===== DATA LINES =====

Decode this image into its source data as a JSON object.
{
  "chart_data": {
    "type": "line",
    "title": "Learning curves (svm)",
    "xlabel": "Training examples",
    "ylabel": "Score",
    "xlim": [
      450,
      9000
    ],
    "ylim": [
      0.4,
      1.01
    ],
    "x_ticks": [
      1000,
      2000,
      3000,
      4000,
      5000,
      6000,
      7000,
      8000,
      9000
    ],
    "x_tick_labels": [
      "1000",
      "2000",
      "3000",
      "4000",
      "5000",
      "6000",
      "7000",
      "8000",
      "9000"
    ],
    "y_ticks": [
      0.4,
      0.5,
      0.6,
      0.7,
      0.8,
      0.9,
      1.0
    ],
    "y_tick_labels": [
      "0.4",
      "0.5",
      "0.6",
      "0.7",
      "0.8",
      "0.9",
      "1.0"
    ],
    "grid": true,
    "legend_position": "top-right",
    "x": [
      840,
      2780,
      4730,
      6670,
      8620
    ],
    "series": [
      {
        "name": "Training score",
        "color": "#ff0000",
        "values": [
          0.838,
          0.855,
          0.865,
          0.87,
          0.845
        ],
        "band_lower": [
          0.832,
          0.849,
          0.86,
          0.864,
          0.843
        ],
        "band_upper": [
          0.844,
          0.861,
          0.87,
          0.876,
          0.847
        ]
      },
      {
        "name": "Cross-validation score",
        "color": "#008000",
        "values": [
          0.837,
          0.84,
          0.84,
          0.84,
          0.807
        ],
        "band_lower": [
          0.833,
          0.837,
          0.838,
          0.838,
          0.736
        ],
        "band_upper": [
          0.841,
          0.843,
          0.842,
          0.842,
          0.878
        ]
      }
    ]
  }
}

=====

**EXERCISE:** Copy out all of the data exactly, leaving nothing out.

**OUTPUT FOR THIS TASK:**
Decode this image into its source data as a JSON object.
{
  "chart_data": {
    "type": "line",
    "title": "Learning curves (svm)",
    "xlabel": "Training examples",
    "ylabel": "Score",
    "xlim": [
      450,
      9000
    ],
    "ylim": [
      0.4,
      1.01
    ],
    "x_ticks": [
      1000,
      2000,
      3000,
      4000,
      5000,
      6000,
      7000,
      8000,
      9000
    ],
    "x_tick_labels": [
      "1000",
      "2000",
      "3000",
      "4000",
      "5000",
      "6000",
      "7000",
      "8000",
      "9000"
    ],
    "y_ticks": [
      0.4,
      0.5,
      0.6,
      0.7,
      0.8,
      0.9,
      1.0
    ],
    "y_tick_labels": [
      "0.4",
      "0.5",
      "0.6",
      "0.7",
      "0.8",
      "0.9",
      "1.0"
    ],
    "grid": true,
    "legend_position": "top-right",
    "x": [
      840,
      2780,
      4730,
      6670,
      8620
    ],
    "series": [
      {
        "name": "Training score",
        "color": "#ff0000",
        "values": [
          0.838,
          0.855,
          0.865,
          0.87,
          0.845
        ],
        "band_lower": [
          0.832,
          0.849,
          0.86,
          0.864,
          0.843
        ],
        "band_upper": [
          0.844,
          0.861,
          0.87,
          0.876,
          0.847
        ]
      },
      {
        "name": "Cross-validation score",
        "color": "#008000",
        "values": [
          0.837,
          0.84,
          0.84,
          0.84,
          0.807
        ],
        "band_lower": [
          0.833,
          0.837,
          0.838,
          0.838,
          0.736
        ],
        "band_upper": [
          0.841,
          0.843,
          0.842,
          0.842,
          0.878
        ]
      }
    ]
  }
}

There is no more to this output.